# 1970 Ouachita 14' V-hull Modification



## mcbassluvin (Apr 22, 2010)

My buddy and I finally started our V-hull modification. We got most of our ideas from this site and users. Thx so much for all the great info.
I'm attaching draft design and the before pics for now. Will post more as we make progress.


----------



## mcbassluvin (Apr 22, 2010)

_Removed_


----------



## UtahBassKicker (Apr 22, 2010)

The plans look good. Any way we could get some more clear pictures?


----------



## mcbassluvin (Apr 22, 2010)

I will definitely get better pictures. My buddy and I were working on this late with lighting on camera being poor. I will update with new pics over the weekend. Thx for viewing.


----------



## mcbassluvin (Apr 25, 2010)

better pictures uploaded...progress is slow....got front bow deck carpeted and trolling motor mount on...much more work to do.


----------



## mcbassluvin (Apr 26, 2010)

Before pics:

















Plans:


----------



## mcbassluvin (Apr 26, 2010)

Slow progress:


----------



## mcbassluvin (Apr 26, 2010)

I've been looking through the other mod projects but haven't really found much content on suggestions for mounting the bow deck onto the boat. The old deck was mounted using screws into the boat hull. I'm thinking of maybe bolting in from outside lip of hull to a support bracket underneath. Does anyone have any tips on best way to mount the bow deck on this???


----------



## bassunpro (Apr 27, 2010)

Hey there, nice pictures and nice layout you got there, i'm really liking it. I'm also looking forward to doing the samething. I'm just wondering, is it safe to drill into the boat?


----------



## mcbassluvin (Apr 28, 2010)

I think that it depends the boat and what and where your drilling. I'm planning on either anchoring deck into the lip (don't know official term) from top or from outside in. On my boat, that lip is hollow and pretty strong and should not be at a point to where it's under water. i'll seal it with 3M 5200 regardless of position. I'm very sensitive to drilling into the boat based on past experience with riveted jon boats and I don't plan on any drilling into hull of boat except for the top lip on my boat.


----------



## mcbassluvin (May 3, 2010)

More pics. We had a setback on build. Had to switch out from 3/4" ply to 1/2" due to weight. Big difference. Saving us about 40+lbs.
This project has to be finished by this weekend...so should get all the pics uploaded by next week.
Transom repair finished and sealed and now working on decks and seat locations.


----------



## mcbassluvin (May 10, 2010)

Finally got all the major work done before this weeks maiden voyage. I know it's not pretty (no paint or clean transom work) but should be functional and dry.

*Given instruction 1*.
Answer these about the boat modification thread:
(a) How was the old bow deck mounted?
(b) What sealant is named for sealing the deck anchoring?
(c) What plywood thickness did the builders switch to, and from what?
*Given instruction 2*. Revise the boat modification thread from "## mcbassluvin (Apr 28, 2010)" to "on my boat.", changing "lip" to "gunwale".
*Given instruction 3*. Resume the boat modification thread after its final post.

*Collected data*.
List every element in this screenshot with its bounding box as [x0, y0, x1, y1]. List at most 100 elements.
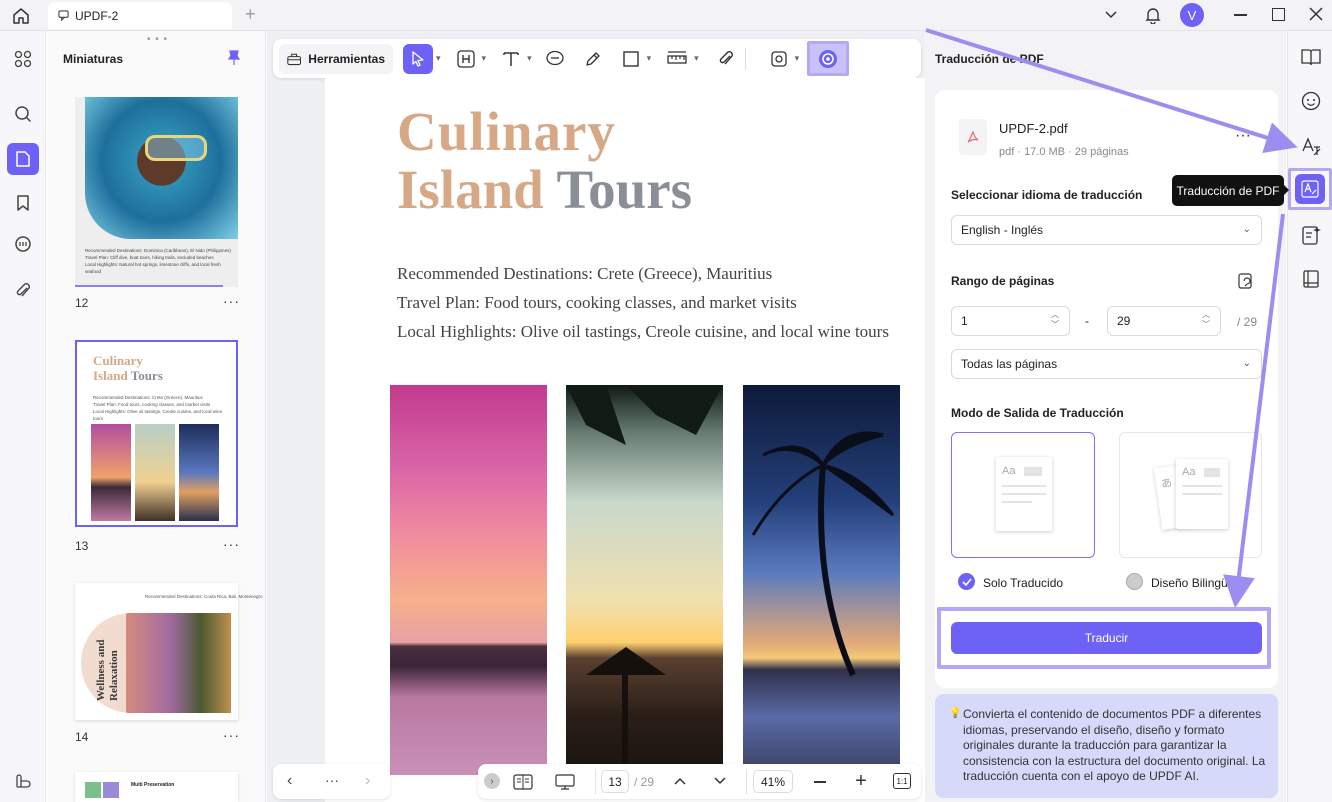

*Exercise response 1*.
(a) With screws into the boat hull.
(b) 3M 5200.
(c) They switched from 3/4" ply to 1/2" ply.

*Exercise response 2*.
## mcbassluvin (Apr 28, 2010)

I think that it depends the boat and what and where your drilling. I'm planning on either anchoring deck into the gunwale (don't know official term) from top or from outside in. On my boat, that gunwale is hollow and pretty strong and should not be at a point to where it's under water. i'll seal it with 3M 5200 regardless of position. I'm very sensitive to drilling into the boat based on past experience with riveted jon boats and I don't plan on any drilling into hull of boat except for the top gunwale on my boat.

*Exercise response 3*.
Here are the updated pics:


----------



## Froggy (May 10, 2010)

Nice work, how does she handle?


----------



## mcbassluvin (May 10, 2010)

Thx for comment. 1st test coming tomorrow and rest of week. Have a 6HP Tohatsu that will be driving it. will let you know how it goes.....keeping my fingers crossed. Will leak test transom today before departing in the AM. I'm definitely amatuer with boating but think with all the useful info I go on this site....it should go well...I hope


----------



## King Rat (May 10, 2010)

mcbassluvin said:


> Finally got all the major work done before this weeks maiden voyage. I know it's not pretty (no paint or clean transom work) but should be functional and dry.
> Here are the updated pics:
> View attachment 4
> 
> ...


 =P~ SHARP i like want one like that but have not
been able to find one 4 seal ; but i'm looking 4
a16' and 24" dp . I have a 14' now 1960 Outhacita 32" bottom
pics when complet


----------



## Macgyver (May 11, 2010)

I don't guess anyone else is going to say it , so I will. first , you shouldn't use treated lumber against aluminum as it will cause corrosion. second, the OSB board you used on the transom isn't going to hold up no matter how much sealer you put on it. other than that , looks good , nice build! oh and BTW bolting into the gunwale is fine, you can also screw to the ribs inside the hull as long as the screws aren't too long.


----------



## mcbassluvin (May 17, 2010)

Thx Macgyver. After getting the treated lumber and cuts done...i did see other posts about corrosion.....I plan on finding something to put in between aluminum and wood where I can. The project had to be done by last week and had limited work time before fishing trip so had no time to start transome work over with new lumber. As far as transom, I have 3/4" ply behind the OSD board....needed another 1/2" of thickness in addition to the 3/4" ply.


----------



## mcbassluvin (May 17, 2010)

As far as boat on the water, had a late setback departure with a small crack in the hull...think this could have been done during boat mod....but with some JB Weld...was able to get in water without any leaks. With all my gear and myself....GPS top speed was avg 9.5 with 10mph max. Fished on boat for past 5 days and all went pretty well. Was nice having the rear seat pedestal drop down to deck height for driving. One flaw was having the front seat that far forward..needed about 6-8 inches further back as foot control was little closer to seat than I expected.


----------



## Froggy (May 18, 2010)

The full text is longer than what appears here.